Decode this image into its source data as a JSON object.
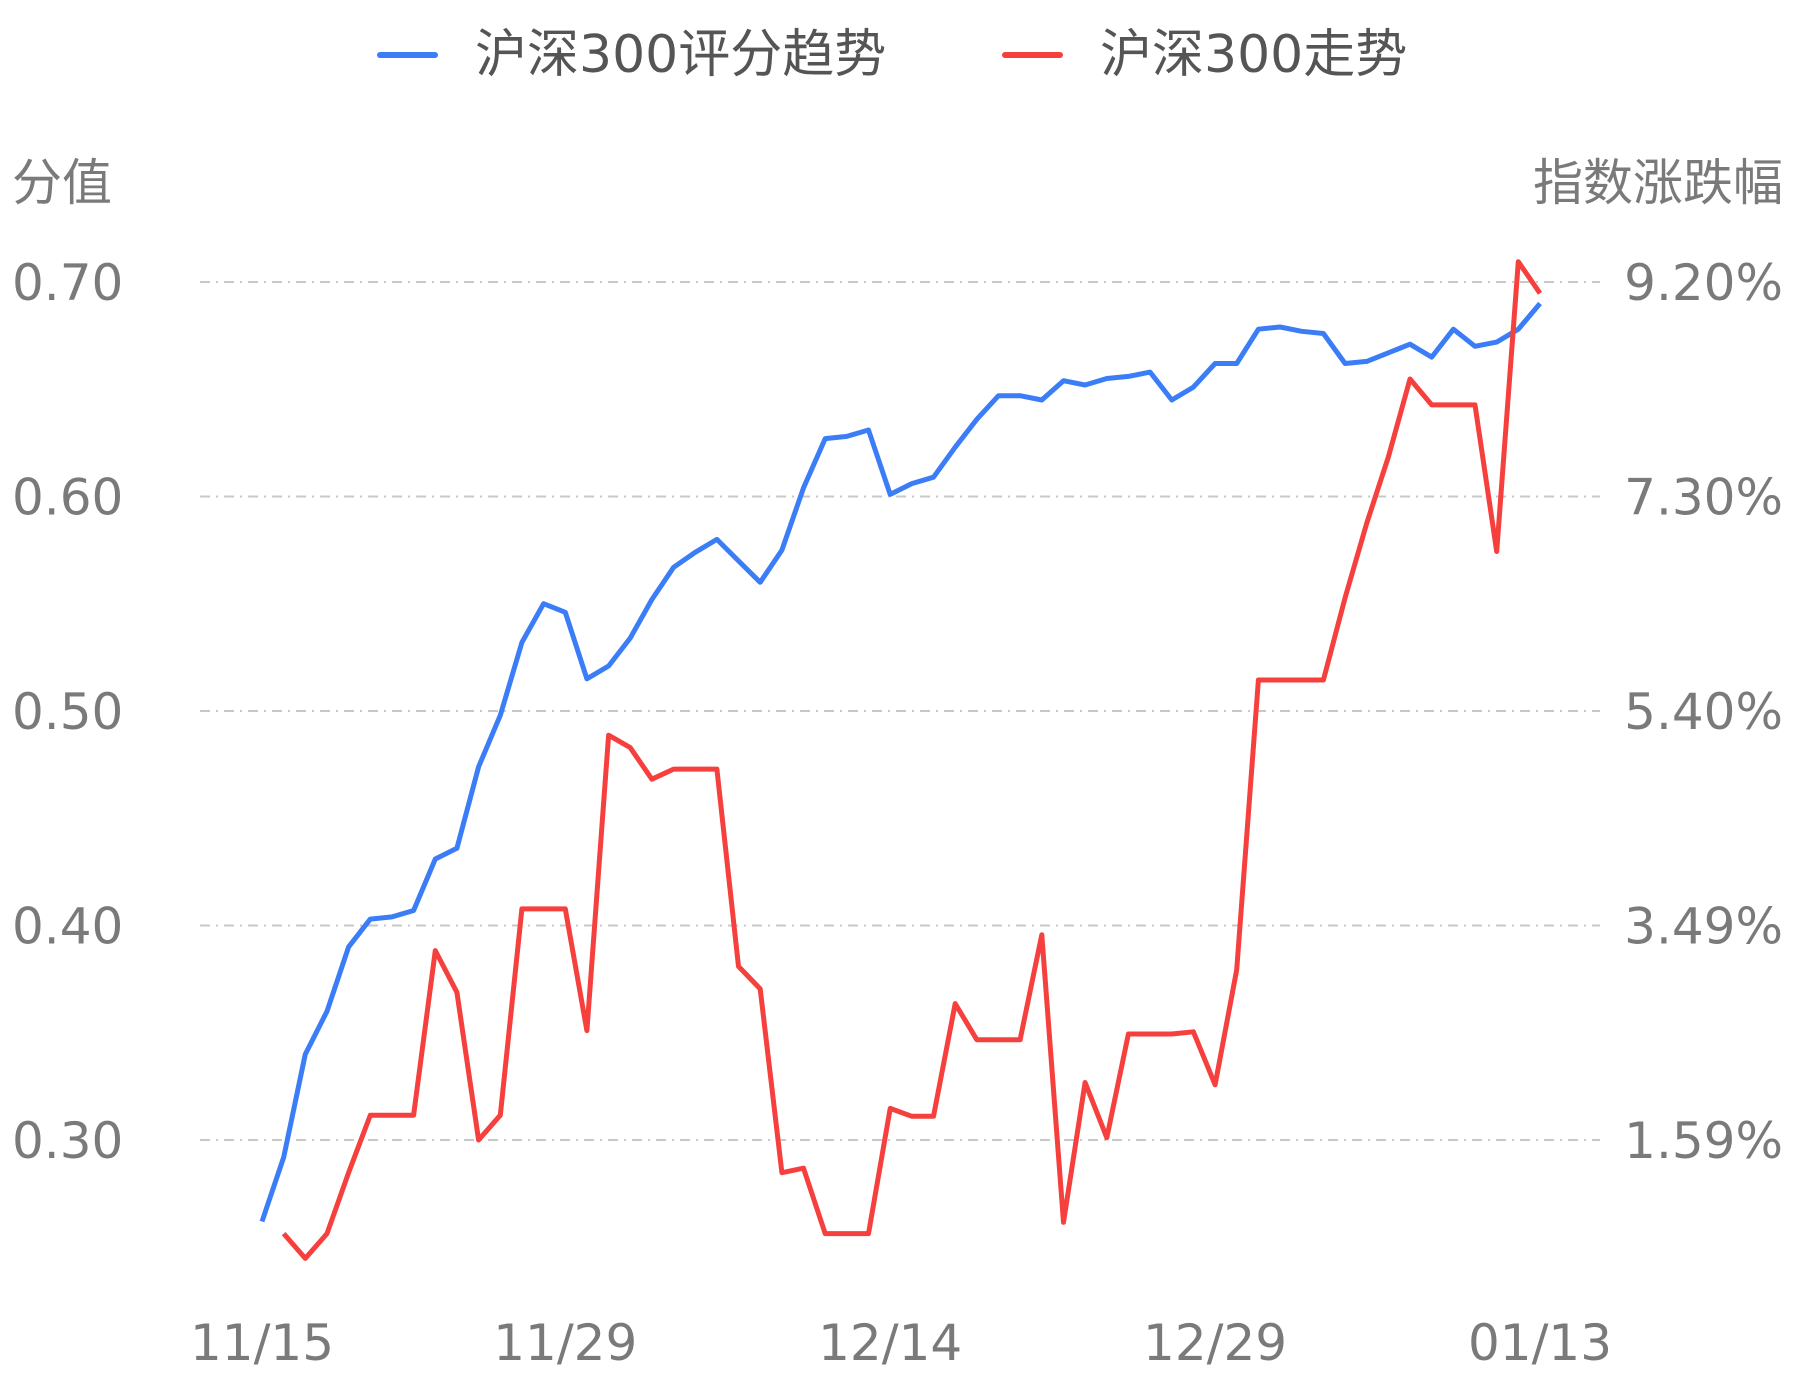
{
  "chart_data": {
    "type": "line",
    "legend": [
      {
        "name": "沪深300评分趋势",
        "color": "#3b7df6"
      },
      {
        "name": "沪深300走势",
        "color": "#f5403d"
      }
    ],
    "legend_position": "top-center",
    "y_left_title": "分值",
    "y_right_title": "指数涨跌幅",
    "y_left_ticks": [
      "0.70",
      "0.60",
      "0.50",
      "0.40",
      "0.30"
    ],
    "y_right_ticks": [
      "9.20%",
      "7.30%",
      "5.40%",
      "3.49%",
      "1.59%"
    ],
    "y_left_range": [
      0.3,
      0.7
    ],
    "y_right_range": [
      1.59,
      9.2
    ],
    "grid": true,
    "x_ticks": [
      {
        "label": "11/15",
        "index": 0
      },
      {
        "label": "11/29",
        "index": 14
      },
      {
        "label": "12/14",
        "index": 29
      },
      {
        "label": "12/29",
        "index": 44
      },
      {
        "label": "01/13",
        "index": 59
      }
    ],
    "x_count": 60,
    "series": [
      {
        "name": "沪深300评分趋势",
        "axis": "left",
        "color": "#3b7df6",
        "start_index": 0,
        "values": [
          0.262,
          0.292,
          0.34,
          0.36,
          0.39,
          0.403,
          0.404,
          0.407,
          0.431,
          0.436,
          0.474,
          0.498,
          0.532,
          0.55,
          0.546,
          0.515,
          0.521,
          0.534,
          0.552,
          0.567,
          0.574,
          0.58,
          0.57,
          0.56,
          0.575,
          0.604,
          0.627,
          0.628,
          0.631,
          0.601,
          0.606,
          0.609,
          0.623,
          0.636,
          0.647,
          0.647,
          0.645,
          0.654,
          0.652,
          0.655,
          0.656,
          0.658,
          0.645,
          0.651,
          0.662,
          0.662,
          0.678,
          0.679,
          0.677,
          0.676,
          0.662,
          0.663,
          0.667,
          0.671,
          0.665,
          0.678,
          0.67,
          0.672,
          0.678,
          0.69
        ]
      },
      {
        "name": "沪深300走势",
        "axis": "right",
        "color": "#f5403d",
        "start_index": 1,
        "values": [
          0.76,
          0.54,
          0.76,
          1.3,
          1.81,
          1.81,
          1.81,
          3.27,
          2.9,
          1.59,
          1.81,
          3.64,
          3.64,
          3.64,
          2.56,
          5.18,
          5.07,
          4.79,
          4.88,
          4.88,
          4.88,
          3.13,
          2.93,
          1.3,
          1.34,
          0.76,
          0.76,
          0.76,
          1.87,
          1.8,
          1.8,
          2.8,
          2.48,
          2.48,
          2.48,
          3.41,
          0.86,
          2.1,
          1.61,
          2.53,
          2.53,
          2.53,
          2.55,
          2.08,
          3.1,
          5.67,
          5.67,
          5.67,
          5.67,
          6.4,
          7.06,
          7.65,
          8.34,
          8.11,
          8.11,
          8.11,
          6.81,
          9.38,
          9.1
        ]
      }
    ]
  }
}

= = = = = = =

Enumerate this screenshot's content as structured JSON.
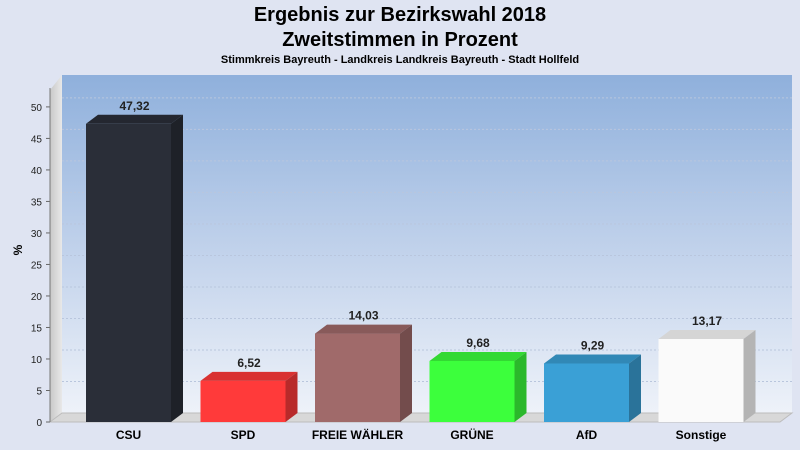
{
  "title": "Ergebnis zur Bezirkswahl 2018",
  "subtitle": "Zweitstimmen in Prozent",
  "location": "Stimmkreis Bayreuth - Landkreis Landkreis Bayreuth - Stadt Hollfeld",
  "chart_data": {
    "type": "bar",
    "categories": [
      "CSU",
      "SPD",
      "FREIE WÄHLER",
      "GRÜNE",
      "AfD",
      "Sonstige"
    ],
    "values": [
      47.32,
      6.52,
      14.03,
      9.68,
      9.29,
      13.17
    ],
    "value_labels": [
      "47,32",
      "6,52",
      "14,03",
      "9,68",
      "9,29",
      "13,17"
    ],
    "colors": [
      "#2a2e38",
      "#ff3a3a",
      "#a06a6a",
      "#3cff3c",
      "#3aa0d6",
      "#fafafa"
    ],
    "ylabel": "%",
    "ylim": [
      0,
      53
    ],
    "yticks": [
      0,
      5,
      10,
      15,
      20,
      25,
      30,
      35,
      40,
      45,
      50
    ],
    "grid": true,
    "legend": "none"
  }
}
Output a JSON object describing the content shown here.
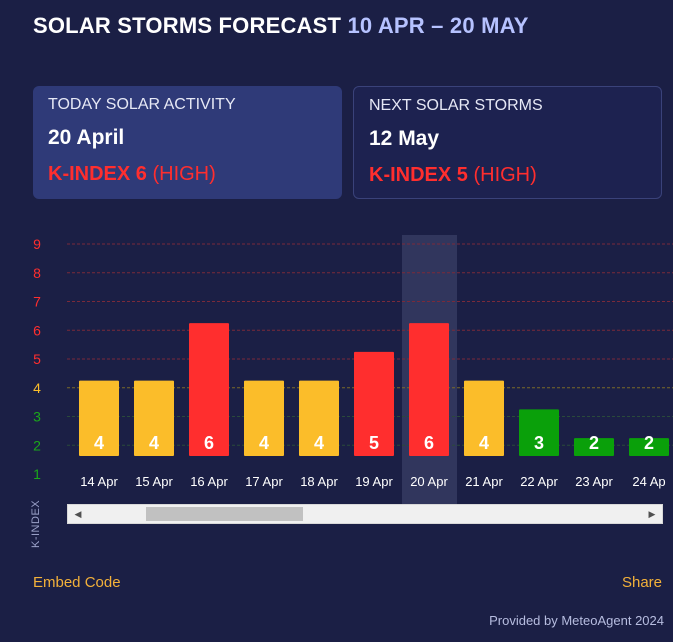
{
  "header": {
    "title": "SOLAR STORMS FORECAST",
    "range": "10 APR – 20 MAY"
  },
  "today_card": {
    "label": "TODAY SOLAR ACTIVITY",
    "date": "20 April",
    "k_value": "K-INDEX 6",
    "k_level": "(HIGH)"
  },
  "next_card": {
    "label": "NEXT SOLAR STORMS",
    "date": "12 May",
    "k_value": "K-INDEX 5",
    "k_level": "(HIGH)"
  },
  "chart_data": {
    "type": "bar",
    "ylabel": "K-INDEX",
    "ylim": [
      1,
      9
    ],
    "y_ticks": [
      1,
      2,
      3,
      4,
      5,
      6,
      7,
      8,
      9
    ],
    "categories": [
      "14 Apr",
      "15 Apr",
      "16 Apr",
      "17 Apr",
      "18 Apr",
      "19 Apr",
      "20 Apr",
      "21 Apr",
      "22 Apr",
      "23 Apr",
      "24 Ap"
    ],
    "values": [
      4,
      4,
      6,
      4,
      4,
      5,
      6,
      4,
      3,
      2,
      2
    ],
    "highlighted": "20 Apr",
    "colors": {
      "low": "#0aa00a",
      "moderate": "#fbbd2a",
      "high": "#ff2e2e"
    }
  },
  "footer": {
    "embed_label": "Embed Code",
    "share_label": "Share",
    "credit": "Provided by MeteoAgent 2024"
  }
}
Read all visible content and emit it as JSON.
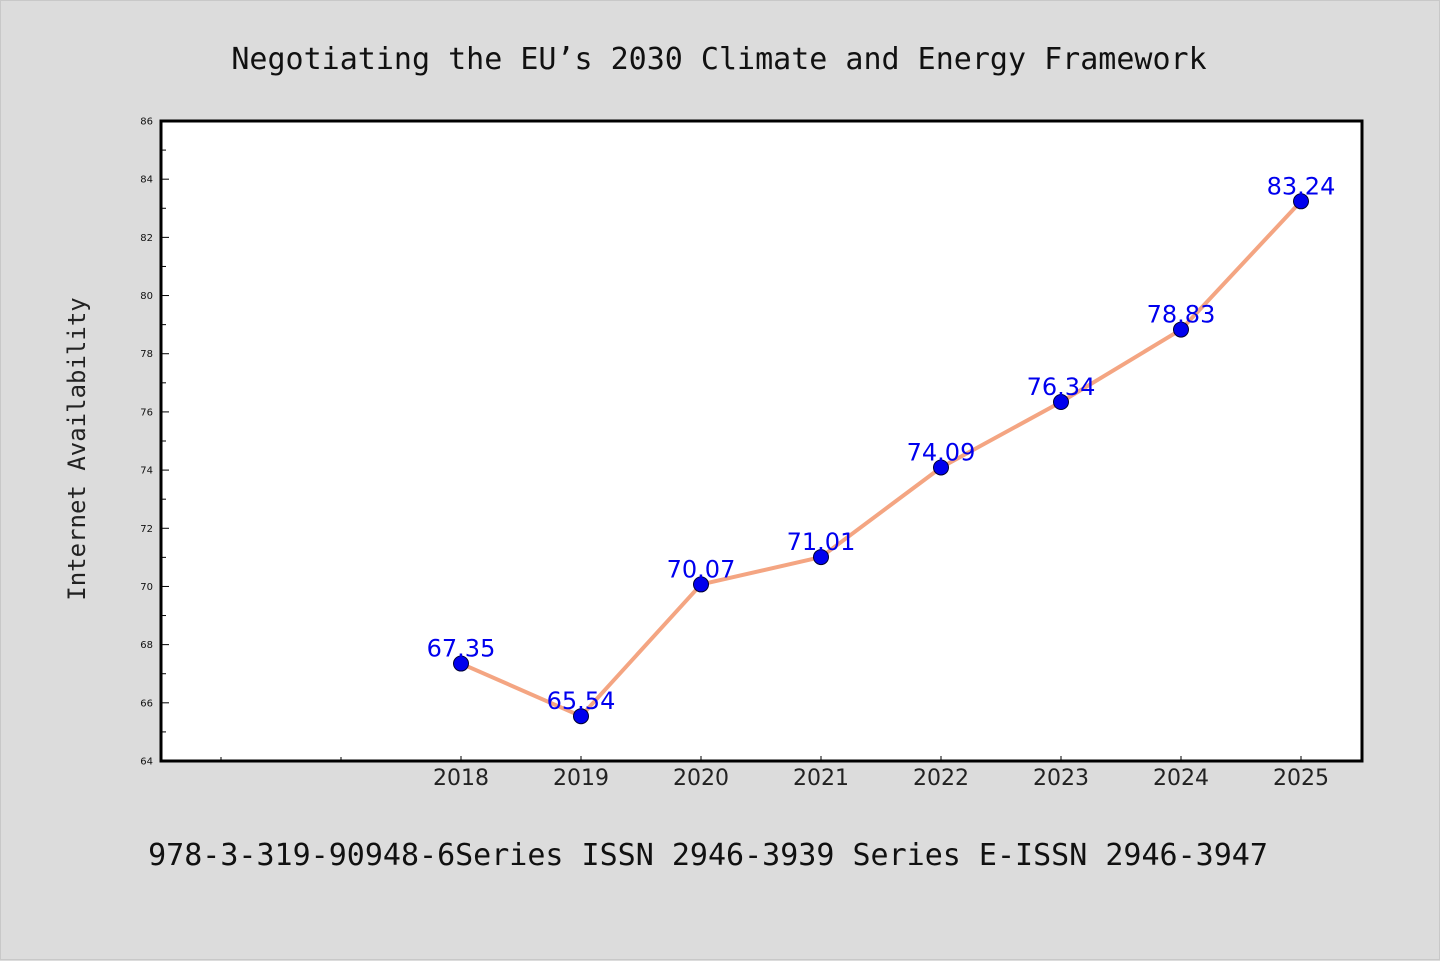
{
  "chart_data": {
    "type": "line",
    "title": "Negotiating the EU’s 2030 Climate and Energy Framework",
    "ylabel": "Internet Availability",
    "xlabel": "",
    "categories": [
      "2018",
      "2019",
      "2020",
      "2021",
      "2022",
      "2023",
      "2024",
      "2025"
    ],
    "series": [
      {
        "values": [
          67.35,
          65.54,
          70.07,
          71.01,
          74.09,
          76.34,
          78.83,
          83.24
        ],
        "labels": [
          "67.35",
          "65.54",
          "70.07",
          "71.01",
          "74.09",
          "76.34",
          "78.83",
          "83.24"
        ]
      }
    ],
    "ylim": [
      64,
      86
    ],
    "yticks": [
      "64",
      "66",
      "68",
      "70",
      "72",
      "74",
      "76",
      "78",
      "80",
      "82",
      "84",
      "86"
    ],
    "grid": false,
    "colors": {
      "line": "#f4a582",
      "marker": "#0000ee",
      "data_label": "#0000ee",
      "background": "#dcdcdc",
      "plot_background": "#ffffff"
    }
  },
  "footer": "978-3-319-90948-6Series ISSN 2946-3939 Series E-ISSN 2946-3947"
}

= = = = = = =

Filter the records above for lines containing the word "footer", and copy those lines.

**OUTPUT OF THE TASK:**
  "footer": {
  "footer": "978-3-319-90948-6Series ISSN 2946-3939 Series E-ISSN 2946-3947"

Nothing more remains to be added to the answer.